- TASK TO CARRY OUT: Below are records; count the lines that contain "comme" and give only the total.

— Begin INPUT ROWS —

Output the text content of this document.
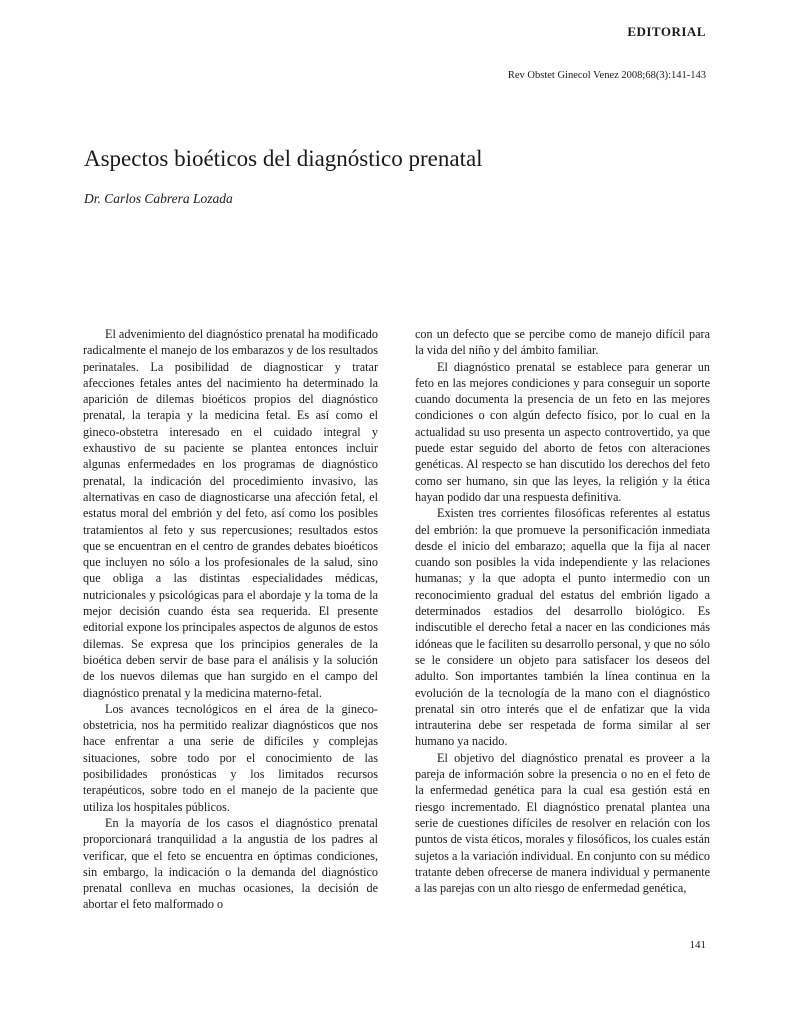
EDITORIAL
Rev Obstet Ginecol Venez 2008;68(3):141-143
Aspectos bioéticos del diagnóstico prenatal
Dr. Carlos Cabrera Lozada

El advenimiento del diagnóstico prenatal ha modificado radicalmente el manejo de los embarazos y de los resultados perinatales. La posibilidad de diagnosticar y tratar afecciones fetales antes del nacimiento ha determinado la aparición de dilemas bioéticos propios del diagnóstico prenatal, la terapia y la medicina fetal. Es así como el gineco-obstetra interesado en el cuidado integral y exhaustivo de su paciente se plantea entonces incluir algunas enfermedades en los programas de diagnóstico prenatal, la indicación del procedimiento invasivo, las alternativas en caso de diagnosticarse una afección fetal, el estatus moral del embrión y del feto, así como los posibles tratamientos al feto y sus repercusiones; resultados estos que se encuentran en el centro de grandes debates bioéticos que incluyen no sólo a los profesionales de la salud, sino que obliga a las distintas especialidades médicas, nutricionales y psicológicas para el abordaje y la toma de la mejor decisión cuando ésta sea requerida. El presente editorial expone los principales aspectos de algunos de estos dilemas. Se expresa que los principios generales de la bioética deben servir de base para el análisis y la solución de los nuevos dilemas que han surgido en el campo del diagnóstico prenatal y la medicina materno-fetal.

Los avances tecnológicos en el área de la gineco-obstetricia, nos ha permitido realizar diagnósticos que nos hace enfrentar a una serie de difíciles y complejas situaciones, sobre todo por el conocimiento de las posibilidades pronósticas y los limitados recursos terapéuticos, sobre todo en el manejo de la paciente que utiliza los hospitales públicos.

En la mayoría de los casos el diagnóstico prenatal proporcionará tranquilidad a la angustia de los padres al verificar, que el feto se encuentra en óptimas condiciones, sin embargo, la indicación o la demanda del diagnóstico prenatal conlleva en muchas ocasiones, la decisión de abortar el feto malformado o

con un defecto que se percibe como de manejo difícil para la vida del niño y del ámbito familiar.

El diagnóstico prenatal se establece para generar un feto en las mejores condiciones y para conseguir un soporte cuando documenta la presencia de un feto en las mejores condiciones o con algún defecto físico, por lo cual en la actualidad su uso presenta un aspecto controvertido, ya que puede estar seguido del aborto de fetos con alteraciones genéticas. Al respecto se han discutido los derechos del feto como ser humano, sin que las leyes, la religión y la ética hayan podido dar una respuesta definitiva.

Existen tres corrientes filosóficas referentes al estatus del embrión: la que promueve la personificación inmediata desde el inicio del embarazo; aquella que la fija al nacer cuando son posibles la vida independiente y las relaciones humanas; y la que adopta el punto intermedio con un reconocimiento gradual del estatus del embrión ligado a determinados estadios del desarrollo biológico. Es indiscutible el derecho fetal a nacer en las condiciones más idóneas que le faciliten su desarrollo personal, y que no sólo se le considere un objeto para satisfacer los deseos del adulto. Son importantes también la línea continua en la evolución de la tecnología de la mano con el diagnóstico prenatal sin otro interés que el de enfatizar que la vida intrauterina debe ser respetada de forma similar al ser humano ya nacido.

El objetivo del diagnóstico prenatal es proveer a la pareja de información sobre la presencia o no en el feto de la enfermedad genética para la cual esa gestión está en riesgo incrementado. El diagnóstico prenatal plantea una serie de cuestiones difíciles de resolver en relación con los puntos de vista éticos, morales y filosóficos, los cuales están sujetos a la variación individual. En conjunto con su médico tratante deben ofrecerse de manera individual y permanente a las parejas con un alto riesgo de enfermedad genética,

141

— End INPUT ROWS —
— Begin INPUT ROWS —

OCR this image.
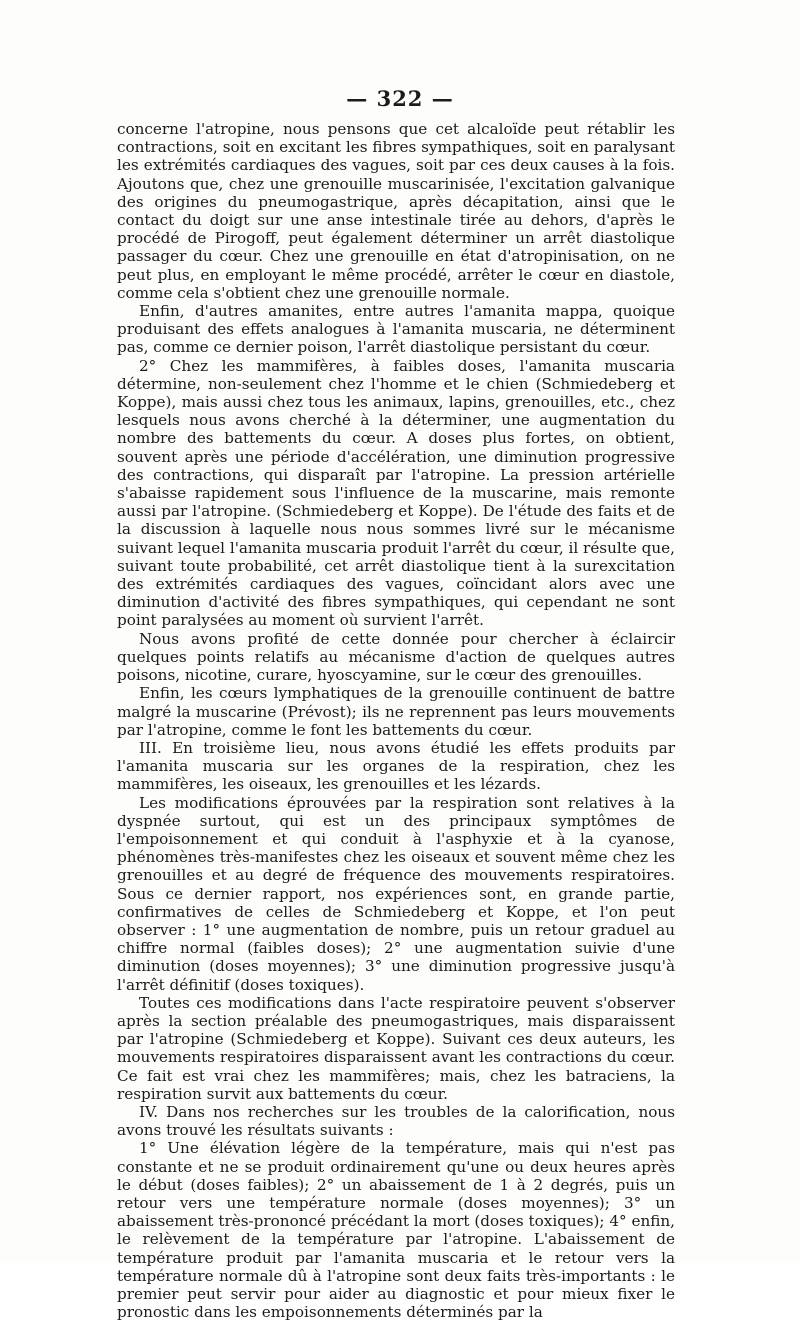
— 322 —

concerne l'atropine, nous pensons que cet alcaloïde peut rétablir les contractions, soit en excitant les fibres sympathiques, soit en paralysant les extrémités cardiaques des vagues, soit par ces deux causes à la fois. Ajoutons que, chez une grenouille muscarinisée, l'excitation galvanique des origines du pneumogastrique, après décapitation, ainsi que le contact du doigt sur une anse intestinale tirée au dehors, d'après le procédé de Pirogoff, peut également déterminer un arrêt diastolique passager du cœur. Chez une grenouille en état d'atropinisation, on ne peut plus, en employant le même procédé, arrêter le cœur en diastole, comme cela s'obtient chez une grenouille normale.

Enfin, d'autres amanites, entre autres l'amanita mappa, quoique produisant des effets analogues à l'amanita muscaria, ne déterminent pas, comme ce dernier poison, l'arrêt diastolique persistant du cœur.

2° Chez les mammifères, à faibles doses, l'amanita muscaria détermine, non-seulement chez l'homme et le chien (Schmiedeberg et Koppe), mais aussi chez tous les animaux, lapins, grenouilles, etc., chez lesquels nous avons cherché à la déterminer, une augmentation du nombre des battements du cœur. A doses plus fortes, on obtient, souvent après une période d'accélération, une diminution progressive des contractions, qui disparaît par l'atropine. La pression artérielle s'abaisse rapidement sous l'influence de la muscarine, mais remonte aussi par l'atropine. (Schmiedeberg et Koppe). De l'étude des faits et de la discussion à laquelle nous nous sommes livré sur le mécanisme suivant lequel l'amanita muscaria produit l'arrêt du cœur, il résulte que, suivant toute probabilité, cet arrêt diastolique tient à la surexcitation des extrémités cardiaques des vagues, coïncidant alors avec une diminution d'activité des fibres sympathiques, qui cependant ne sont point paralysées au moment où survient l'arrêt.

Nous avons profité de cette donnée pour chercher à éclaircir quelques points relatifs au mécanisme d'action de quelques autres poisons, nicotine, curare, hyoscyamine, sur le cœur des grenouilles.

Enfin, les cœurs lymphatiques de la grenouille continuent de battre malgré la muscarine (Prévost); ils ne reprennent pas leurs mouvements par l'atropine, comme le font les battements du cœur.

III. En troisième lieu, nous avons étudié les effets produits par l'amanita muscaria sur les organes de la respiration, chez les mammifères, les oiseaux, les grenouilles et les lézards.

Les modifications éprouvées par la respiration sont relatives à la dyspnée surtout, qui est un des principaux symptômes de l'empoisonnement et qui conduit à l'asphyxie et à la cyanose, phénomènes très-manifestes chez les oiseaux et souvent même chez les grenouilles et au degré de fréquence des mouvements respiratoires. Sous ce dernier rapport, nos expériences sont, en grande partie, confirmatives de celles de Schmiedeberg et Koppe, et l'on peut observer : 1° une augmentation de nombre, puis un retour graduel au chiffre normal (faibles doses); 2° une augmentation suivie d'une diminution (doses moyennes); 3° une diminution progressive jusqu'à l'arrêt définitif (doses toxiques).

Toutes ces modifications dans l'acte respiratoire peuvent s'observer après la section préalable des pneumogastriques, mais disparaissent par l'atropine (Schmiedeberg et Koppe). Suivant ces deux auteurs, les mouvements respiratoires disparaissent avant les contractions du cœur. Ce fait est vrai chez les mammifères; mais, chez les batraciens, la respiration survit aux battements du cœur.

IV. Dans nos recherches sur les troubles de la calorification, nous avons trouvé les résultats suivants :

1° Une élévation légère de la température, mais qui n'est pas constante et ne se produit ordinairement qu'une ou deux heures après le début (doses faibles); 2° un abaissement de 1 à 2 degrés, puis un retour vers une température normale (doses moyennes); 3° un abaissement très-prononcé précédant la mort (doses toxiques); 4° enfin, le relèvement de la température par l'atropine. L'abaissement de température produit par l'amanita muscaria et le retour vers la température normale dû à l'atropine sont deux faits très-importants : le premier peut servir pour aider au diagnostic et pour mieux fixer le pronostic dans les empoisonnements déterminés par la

— End INPUT ROWS —

- COMPLETED TASK: 3